#### WHAT YOU HAVE TO DO
In the data below, find the line with "What's the underlying" and output it along with every later line, exactly, but not the pictures.

#### TASK INPUTS

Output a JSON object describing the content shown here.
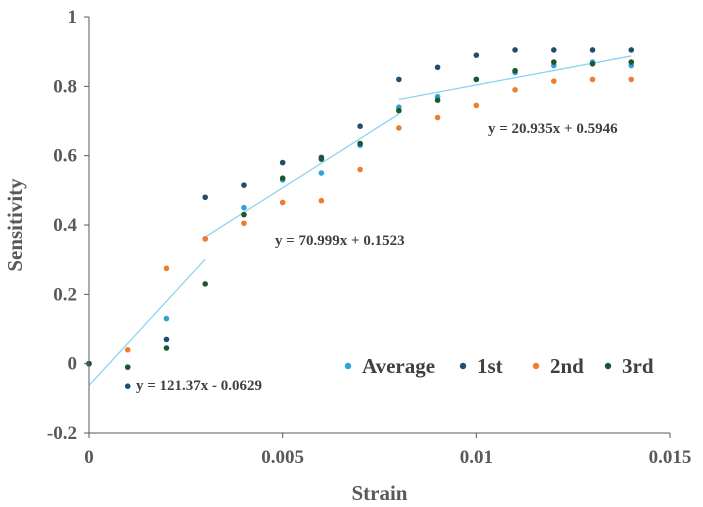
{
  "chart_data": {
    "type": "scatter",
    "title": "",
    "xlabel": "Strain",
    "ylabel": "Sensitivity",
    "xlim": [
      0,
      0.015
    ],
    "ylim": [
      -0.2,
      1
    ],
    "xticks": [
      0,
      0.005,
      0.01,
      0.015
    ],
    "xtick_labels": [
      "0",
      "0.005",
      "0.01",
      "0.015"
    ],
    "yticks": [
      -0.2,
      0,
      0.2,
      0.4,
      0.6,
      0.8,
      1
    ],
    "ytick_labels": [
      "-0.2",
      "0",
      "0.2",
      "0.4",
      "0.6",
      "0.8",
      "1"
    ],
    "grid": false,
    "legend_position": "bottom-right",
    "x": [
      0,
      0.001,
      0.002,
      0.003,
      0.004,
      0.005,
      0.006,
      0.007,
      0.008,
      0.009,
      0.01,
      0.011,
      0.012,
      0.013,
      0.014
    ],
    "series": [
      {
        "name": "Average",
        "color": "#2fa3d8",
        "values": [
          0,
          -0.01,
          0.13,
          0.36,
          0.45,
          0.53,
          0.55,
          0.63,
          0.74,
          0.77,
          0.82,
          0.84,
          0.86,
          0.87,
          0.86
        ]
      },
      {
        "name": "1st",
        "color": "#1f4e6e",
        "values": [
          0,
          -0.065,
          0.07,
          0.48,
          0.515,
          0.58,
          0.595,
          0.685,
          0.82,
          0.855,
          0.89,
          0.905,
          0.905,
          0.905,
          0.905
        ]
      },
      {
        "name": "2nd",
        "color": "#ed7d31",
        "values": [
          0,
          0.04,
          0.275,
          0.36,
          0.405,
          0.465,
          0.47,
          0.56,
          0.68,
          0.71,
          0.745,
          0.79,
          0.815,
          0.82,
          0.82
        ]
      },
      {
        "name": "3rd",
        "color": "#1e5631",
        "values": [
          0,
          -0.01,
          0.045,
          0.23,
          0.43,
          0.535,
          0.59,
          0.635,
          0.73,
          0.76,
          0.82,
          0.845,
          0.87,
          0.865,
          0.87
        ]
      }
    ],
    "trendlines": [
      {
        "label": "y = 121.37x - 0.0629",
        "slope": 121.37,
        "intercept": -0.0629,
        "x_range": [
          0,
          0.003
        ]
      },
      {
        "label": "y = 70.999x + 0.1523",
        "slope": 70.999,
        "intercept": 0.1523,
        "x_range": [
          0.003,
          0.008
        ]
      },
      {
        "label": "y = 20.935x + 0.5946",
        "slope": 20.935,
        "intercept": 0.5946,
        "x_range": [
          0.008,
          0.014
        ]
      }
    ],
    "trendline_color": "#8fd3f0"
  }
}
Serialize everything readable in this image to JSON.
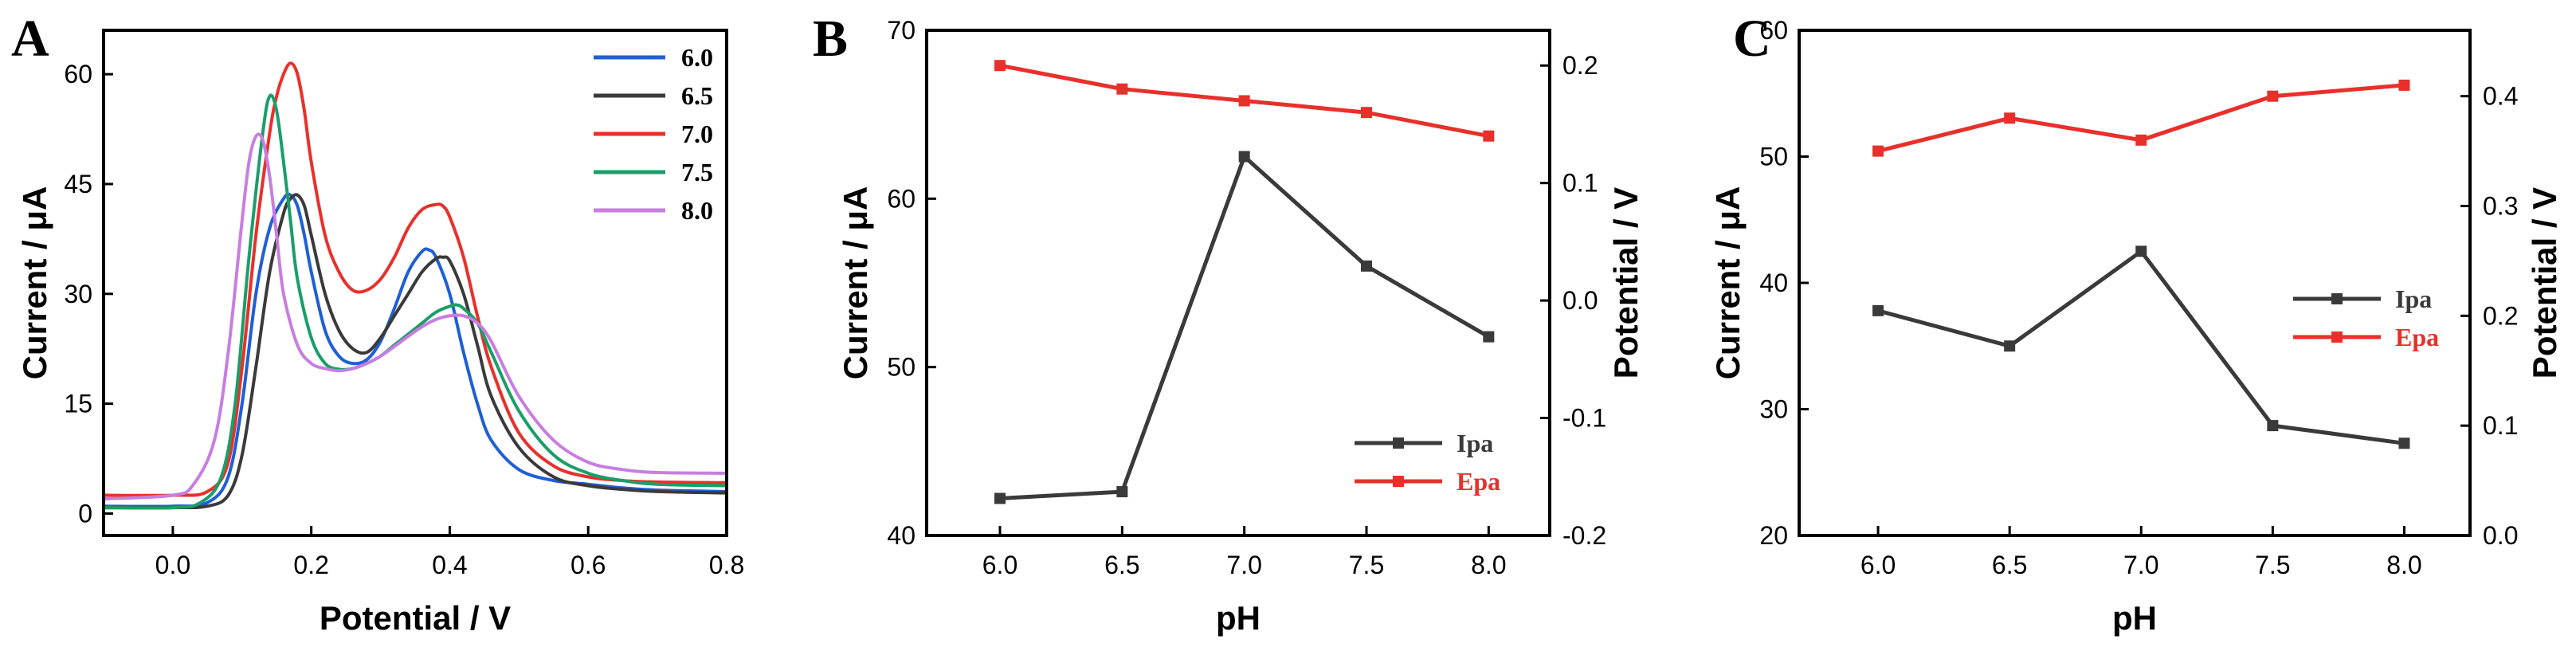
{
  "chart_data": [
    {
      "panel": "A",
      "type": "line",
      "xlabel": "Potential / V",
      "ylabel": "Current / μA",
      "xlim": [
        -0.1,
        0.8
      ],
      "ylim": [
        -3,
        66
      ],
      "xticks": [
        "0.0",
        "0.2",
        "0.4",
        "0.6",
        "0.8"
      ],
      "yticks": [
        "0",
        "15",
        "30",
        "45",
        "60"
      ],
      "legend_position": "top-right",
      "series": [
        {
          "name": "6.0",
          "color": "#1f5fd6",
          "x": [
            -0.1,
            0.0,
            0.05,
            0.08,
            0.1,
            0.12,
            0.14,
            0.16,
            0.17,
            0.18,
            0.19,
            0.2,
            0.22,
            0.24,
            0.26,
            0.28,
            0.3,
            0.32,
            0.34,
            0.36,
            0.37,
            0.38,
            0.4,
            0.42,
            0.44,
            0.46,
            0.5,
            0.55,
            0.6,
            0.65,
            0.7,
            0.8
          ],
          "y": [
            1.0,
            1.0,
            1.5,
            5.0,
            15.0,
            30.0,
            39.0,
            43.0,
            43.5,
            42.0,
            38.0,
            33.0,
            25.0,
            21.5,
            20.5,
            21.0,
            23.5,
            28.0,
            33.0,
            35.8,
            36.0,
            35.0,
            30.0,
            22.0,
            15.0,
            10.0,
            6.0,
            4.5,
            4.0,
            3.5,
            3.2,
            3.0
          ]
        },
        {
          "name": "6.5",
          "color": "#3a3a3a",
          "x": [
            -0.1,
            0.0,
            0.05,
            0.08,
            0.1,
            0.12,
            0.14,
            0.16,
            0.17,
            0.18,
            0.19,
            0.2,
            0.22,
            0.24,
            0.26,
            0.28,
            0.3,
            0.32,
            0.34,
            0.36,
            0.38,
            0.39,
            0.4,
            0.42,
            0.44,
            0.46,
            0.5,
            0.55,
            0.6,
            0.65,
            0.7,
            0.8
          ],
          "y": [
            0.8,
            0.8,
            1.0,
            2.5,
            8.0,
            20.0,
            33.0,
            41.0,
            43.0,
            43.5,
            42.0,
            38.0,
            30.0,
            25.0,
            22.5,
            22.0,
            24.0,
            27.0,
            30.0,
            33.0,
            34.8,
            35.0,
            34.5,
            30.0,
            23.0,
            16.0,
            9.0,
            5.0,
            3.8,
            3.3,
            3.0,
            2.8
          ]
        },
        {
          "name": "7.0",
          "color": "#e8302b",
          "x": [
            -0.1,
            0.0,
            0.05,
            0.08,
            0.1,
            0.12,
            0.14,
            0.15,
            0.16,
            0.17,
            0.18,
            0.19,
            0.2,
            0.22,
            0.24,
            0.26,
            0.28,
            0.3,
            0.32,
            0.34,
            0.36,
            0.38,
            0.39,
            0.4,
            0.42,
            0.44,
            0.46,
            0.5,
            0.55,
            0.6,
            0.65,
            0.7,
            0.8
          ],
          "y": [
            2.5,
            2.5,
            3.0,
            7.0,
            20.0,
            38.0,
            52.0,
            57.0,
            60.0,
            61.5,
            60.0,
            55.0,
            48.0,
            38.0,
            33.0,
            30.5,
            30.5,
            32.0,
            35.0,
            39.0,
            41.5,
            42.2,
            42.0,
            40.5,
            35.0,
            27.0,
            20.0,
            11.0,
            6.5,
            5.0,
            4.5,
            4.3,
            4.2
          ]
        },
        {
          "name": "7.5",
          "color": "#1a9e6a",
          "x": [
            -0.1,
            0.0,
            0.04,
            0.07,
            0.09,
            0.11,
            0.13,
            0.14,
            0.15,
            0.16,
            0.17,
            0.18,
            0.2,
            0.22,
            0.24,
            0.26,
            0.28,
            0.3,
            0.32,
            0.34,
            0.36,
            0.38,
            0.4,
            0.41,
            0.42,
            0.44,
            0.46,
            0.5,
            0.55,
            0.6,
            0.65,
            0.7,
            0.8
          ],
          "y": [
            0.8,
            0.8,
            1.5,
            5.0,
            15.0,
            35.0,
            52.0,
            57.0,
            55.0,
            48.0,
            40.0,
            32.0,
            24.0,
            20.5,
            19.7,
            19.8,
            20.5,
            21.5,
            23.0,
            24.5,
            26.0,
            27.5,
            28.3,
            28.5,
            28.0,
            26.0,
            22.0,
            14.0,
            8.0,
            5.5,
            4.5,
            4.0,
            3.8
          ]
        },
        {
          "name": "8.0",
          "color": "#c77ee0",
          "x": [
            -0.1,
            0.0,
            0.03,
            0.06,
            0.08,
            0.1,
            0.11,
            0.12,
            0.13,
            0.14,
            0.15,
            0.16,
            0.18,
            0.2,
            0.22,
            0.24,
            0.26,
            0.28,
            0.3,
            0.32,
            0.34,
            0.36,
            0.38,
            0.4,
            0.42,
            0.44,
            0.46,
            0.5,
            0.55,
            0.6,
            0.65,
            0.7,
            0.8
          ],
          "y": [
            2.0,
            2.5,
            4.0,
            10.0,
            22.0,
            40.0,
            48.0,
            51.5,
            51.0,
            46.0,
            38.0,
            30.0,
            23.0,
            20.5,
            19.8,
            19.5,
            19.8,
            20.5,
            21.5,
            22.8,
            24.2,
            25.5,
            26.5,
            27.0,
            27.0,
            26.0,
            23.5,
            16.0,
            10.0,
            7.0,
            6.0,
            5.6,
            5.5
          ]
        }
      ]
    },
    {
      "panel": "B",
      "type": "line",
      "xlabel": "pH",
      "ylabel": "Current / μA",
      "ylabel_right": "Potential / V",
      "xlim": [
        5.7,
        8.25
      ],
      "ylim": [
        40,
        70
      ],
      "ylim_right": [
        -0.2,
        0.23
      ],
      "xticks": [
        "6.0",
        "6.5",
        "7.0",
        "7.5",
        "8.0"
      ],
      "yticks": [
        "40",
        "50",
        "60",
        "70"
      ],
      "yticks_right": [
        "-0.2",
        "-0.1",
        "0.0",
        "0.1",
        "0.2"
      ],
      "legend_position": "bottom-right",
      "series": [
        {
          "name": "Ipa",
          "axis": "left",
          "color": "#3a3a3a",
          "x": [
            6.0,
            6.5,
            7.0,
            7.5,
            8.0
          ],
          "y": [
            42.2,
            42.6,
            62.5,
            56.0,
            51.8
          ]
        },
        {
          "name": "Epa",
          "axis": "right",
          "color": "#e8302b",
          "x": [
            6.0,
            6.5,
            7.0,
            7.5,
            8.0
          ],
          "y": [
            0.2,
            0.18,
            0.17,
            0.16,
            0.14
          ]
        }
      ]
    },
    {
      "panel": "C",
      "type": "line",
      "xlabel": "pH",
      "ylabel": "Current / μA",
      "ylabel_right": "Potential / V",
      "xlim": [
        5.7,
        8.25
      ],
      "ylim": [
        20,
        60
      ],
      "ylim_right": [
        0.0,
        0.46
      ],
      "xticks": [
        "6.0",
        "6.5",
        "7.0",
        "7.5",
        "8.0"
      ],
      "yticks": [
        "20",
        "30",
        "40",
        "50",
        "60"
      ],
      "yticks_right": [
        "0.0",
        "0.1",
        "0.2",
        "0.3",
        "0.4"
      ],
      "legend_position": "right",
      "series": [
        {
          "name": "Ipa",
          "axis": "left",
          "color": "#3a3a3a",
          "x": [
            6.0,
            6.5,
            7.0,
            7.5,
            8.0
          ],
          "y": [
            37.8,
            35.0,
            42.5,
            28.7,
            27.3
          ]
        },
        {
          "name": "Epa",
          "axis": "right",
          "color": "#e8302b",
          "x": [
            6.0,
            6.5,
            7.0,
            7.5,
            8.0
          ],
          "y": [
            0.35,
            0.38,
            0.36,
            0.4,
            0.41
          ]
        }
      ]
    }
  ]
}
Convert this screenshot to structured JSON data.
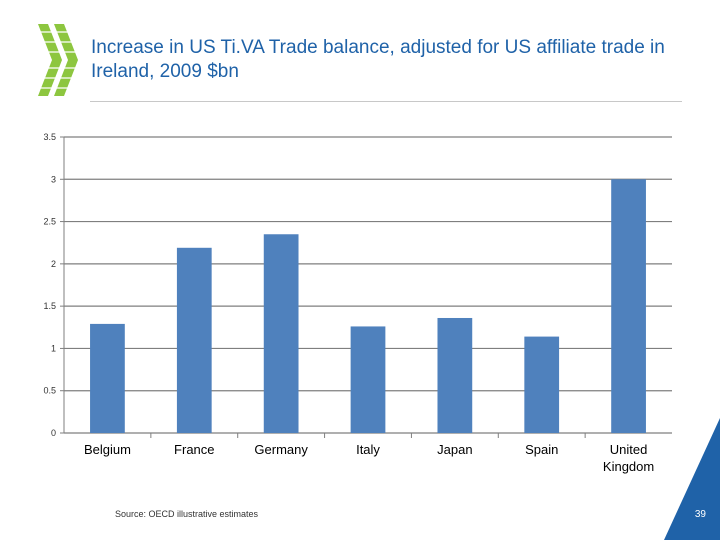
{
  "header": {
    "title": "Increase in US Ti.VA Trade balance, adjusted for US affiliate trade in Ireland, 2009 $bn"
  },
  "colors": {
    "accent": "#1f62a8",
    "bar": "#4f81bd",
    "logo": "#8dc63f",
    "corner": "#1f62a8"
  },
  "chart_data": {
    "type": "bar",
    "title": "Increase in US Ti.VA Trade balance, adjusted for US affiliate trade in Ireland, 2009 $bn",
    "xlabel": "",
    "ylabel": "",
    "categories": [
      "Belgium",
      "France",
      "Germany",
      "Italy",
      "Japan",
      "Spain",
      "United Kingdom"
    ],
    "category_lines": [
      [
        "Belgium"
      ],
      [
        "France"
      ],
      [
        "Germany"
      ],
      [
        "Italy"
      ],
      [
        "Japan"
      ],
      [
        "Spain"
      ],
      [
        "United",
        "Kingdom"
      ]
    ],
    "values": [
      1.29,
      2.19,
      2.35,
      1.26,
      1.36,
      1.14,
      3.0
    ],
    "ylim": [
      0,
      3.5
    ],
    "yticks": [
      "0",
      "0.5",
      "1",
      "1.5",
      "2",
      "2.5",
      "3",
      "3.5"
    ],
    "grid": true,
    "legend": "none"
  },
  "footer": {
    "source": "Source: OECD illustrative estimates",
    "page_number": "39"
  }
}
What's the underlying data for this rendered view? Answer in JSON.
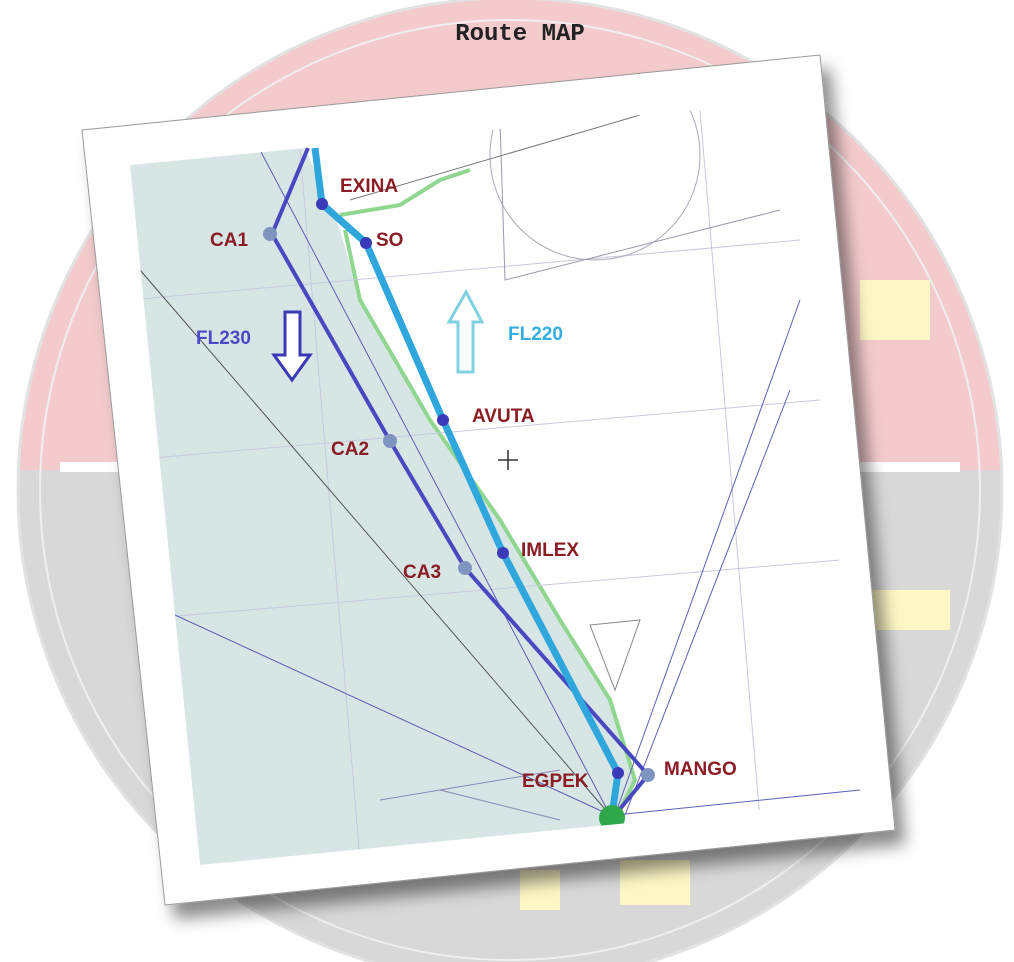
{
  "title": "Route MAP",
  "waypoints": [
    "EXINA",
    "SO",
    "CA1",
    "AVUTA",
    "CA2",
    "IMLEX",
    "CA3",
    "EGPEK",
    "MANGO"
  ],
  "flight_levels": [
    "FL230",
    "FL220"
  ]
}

#### FULL ANSWER
What's the underlying data for this rendered view? Answer in JSON.
{
  "title": "Route MAP",
  "waypoints": [
    "EXINA",
    "SO",
    "CA1",
    "AVUTA",
    "CA2",
    "IMLEX",
    "CA3",
    "EGPEK",
    "MANGO"
  ],
  "flight_levels": [
    "FL230",
    "FL220"
  ]
}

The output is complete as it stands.